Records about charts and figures
--- --- ---
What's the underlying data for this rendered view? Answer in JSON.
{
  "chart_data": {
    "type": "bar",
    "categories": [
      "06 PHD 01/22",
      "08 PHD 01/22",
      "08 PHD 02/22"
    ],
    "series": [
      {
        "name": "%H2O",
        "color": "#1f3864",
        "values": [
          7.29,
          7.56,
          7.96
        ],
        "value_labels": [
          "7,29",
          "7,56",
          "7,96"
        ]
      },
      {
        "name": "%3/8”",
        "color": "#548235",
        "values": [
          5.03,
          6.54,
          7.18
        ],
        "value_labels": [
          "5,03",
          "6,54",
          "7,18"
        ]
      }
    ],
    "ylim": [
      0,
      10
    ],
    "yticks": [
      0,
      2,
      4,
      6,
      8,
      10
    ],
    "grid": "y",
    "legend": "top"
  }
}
--- --- ---
• **DO THIS**:
Repeat the listing in full, keeping every line exactly as it is.

• **SOLUTION BELOW**:
What's the underlying data for this rendered view? Answer in JSON.
{
  "chart_data": {
    "type": "bar",
    "categories": [
      "06 PHD 01/22",
      "08 PHD 01/22",
      "08 PHD 02/22"
    ],
    "series": [
      {
        "name": "%H2O",
        "color": "#1f3864",
        "values": [
          7.29,
          7.56,
          7.96
        ],
        "value_labels": [
          "7,29",
          "7,56",
          "7,96"
        ]
      },
      {
        "name": "%3/8”",
        "color": "#548235",
        "values": [
          5.03,
          6.54,
          7.18
        ],
        "value_labels": [
          "5,03",
          "6,54",
          "7,18"
        ]
      }
    ],
    "ylim": [
      0,
      10
    ],
    "yticks": [
      0,
      2,
      4,
      6,
      8,
      10
    ],
    "grid": "y",
    "legend": "top"
  }
}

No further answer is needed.